Repeat the material exactly as it appears.

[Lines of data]
■ ■ ■ ■ ■ ■ ■

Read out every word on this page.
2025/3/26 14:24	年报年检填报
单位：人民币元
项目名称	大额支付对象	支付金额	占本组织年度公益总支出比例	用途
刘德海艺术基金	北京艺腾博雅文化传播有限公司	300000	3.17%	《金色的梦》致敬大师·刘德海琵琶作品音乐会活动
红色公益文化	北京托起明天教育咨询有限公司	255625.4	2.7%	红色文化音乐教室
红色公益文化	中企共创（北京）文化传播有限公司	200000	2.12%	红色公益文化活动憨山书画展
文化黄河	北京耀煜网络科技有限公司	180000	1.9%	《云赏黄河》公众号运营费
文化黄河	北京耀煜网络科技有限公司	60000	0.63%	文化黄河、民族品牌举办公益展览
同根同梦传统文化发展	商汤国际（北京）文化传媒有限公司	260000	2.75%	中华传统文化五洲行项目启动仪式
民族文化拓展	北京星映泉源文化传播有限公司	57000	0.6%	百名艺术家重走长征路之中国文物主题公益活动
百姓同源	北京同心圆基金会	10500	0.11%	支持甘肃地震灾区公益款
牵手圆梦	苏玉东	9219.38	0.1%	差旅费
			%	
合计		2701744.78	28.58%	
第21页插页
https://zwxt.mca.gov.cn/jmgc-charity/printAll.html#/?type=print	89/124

■ ■ ■ ■ ■ ■ ■

PROBLEM SOLUTION:
Read out every word on this page.
2025/3/26 14:24	年报年检填报
单位：人民币元
项目名称	大额支付对象	支付金额	占本组织年度公益总支出比例	用途
刘德海艺术基金	北京艺腾博雅文化传播有限公司	300000	3.17%	《金色的梦》致敬大师·刘德海琵琶作品音乐会活动
红色公益文化	北京托起明天教育咨询有限公司	255625.4	2.7%	红色文化音乐教室
红色公益文化	中企共创（北京）文化传播有限公司	200000	2.12%	红色公益文化活动憨山书画展
文化黄河	北京耀煜网络科技有限公司	180000	1.9%	《云赏黄河》公众号运营费
文化黄河	北京耀煜网络科技有限公司	60000	0.63%	文化黄河、民族品牌举办公益展览
同根同梦传统文化发展	商汤国际（北京）文化传媒有限公司	260000	2.75%	中华传统文化五洲行项目启动仪式
民族文化拓展	北京星映泉源文化传播有限公司	57000	0.6%	百名艺术家重走长征路之中国文物主题公益活动
百姓同源	北京同心圆基金会	10500	0.11%	支持甘肃地震灾区公益款
牵手圆梦	苏玉东	9219.38	0.1%	差旅费
			%	
合计		2701744.78	28.58%	
第21页插页
https://zwxt.mca.gov.cn/jmgc-charity/printAll.html#/?type=print	89/124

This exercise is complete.